*WHAT IS REQUIRED*
Wherever a line holds the string "median", copy that line.

Items from a figure collection:
○ ○ ○ ○ ○

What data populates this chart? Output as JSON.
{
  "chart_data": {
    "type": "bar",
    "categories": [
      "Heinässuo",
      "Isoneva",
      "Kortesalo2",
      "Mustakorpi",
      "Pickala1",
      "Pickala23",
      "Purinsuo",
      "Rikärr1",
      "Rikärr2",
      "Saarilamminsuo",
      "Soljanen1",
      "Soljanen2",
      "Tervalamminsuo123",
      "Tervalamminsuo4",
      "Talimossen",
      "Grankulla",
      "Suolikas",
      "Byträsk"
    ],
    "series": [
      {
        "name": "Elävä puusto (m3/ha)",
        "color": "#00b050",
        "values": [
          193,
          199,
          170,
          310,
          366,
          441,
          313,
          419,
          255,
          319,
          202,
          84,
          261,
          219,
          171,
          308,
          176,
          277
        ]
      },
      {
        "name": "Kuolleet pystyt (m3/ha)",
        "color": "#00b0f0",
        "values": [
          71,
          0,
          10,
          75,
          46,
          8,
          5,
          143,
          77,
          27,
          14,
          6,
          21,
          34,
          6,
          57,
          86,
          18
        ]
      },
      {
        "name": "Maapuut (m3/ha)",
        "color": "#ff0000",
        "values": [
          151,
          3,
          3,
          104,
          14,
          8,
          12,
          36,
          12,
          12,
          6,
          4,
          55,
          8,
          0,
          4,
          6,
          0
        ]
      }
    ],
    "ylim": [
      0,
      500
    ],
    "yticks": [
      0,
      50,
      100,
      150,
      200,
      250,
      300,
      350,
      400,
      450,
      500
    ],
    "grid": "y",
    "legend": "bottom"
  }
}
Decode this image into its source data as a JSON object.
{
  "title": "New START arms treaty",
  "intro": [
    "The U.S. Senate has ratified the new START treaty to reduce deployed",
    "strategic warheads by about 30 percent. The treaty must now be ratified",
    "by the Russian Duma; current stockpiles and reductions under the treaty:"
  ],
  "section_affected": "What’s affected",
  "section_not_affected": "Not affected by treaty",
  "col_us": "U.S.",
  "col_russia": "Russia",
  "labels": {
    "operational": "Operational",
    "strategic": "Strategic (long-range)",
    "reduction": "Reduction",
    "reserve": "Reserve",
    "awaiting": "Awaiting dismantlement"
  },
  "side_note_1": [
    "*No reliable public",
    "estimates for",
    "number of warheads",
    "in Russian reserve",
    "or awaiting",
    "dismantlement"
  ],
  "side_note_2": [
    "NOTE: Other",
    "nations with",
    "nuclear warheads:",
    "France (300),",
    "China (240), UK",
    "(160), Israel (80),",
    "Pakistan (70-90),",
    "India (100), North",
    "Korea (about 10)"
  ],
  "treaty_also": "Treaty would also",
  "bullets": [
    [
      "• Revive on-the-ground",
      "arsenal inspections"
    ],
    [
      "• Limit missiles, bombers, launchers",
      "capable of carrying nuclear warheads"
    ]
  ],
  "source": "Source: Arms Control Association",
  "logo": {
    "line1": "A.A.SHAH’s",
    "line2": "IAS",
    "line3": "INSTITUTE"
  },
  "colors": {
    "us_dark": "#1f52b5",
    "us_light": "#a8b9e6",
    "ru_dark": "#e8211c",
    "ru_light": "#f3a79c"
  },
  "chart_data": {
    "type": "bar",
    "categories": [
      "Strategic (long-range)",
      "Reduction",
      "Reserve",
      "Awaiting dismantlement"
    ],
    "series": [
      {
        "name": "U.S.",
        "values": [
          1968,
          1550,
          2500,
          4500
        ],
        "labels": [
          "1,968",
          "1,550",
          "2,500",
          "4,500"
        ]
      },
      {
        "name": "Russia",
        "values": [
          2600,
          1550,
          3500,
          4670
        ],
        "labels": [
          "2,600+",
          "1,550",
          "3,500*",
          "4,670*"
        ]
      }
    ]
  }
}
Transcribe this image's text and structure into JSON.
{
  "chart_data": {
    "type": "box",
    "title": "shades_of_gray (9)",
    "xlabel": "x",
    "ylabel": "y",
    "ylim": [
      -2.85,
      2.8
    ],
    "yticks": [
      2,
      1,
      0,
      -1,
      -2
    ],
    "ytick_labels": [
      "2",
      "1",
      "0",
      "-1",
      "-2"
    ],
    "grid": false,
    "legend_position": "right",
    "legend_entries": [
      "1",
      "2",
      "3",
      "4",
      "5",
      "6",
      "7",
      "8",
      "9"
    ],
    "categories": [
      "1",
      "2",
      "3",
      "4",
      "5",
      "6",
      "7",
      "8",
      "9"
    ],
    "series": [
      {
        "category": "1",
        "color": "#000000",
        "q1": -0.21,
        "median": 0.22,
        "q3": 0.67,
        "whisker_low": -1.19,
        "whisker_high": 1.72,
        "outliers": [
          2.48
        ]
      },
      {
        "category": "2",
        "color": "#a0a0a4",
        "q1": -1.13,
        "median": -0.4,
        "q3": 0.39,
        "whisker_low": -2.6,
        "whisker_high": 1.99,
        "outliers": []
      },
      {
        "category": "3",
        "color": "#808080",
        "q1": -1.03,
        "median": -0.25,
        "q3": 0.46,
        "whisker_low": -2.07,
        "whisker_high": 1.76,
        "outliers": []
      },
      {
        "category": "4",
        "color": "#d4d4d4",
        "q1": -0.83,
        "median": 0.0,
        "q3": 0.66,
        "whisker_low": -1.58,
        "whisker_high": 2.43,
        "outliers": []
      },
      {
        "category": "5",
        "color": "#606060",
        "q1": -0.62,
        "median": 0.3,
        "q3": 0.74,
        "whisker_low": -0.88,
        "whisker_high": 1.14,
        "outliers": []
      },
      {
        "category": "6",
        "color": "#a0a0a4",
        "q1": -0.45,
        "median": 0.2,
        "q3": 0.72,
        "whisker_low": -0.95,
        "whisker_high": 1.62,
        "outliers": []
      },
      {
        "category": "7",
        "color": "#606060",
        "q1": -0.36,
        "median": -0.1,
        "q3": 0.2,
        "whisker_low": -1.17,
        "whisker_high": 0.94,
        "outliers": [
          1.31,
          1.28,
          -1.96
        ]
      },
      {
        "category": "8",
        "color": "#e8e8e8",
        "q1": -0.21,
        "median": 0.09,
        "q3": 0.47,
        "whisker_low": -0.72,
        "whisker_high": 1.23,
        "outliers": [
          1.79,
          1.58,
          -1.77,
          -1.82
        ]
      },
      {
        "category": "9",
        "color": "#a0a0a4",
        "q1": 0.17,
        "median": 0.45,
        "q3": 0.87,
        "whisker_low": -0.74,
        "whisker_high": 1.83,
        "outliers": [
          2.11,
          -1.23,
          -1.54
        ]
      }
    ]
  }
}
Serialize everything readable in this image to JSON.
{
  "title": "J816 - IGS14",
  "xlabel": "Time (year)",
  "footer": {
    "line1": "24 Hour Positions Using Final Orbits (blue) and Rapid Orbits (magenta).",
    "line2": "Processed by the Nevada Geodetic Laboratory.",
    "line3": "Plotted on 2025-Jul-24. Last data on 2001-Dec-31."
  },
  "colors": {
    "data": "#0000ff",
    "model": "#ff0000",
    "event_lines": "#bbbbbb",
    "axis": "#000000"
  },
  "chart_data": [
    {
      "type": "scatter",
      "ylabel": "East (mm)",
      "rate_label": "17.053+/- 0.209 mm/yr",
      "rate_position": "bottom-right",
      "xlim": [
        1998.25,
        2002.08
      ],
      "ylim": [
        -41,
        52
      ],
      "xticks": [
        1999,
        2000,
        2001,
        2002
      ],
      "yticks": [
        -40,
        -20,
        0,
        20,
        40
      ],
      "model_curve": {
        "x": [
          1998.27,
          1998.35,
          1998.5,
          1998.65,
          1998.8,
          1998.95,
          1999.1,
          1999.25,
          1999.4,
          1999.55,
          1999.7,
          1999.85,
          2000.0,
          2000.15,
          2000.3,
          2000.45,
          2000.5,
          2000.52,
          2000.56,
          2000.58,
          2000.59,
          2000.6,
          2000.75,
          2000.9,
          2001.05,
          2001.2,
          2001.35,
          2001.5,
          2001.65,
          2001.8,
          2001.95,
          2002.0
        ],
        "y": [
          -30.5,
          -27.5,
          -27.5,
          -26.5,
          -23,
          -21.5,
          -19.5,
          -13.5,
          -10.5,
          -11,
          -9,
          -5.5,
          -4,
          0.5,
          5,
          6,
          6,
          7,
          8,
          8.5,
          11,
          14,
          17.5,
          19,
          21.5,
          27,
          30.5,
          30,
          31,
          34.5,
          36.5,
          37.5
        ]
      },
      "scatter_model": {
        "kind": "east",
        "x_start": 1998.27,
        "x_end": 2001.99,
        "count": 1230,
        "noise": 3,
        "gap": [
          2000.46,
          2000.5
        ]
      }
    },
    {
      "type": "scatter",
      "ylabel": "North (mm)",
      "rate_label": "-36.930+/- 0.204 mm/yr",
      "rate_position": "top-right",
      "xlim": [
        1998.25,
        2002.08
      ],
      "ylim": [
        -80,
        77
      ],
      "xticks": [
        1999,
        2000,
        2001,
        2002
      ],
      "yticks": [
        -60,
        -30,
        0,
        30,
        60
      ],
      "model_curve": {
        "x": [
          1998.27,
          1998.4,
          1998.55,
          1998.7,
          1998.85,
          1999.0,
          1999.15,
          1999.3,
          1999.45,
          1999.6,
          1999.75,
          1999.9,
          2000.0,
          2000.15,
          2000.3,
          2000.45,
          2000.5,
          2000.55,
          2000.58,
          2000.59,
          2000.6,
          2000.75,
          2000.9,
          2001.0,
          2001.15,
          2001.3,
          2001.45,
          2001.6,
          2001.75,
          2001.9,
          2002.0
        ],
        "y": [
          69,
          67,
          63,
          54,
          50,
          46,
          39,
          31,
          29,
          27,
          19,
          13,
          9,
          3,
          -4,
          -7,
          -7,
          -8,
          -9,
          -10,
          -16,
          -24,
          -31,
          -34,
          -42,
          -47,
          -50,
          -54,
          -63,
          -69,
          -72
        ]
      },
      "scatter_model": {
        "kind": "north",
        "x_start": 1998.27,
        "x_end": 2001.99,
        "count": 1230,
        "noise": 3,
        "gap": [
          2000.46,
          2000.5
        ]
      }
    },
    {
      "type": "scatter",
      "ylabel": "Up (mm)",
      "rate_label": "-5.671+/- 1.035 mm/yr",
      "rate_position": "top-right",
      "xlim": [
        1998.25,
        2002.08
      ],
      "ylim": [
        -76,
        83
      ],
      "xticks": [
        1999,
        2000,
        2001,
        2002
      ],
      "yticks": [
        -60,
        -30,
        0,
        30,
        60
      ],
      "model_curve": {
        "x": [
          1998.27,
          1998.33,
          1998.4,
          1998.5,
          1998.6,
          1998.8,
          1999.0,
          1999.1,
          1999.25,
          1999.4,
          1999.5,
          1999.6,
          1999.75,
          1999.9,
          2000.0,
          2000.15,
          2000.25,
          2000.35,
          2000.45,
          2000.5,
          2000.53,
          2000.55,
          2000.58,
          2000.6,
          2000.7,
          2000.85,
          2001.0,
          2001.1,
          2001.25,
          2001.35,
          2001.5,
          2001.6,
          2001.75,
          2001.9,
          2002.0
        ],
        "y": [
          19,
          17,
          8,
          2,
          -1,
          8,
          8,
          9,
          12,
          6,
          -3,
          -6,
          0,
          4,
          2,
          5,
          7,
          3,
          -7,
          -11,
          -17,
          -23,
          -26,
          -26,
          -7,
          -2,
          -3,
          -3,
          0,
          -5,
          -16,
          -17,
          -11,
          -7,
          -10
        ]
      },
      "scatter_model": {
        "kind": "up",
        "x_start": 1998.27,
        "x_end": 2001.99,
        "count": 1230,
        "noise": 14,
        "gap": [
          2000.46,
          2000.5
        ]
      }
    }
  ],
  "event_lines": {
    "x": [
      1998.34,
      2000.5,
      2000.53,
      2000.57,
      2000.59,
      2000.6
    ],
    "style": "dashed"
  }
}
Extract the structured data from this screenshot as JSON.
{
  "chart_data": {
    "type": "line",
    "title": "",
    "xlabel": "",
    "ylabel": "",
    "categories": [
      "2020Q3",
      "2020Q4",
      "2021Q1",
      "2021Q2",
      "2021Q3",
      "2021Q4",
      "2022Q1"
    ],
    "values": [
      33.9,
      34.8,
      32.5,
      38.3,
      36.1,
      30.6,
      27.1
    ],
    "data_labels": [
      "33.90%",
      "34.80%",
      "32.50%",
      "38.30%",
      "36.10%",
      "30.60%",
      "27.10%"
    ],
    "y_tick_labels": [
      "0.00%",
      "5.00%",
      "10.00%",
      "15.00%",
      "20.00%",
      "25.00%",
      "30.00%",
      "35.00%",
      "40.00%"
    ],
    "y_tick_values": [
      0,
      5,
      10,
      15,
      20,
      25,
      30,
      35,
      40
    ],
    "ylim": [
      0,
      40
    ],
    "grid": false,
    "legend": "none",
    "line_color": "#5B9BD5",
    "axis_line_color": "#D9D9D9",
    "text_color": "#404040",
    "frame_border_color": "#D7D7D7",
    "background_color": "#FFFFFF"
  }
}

○ ○ ○ ○ ○

*FINAL ANSWER*
        "median": 0.22,
        "median": -0.4,
        "median": -0.25,
        "median": 0.0,
        "median": 0.3,
        "median": 0.2,
        "median": -0.1,
        "median": 0.09,
        "median": 0.45,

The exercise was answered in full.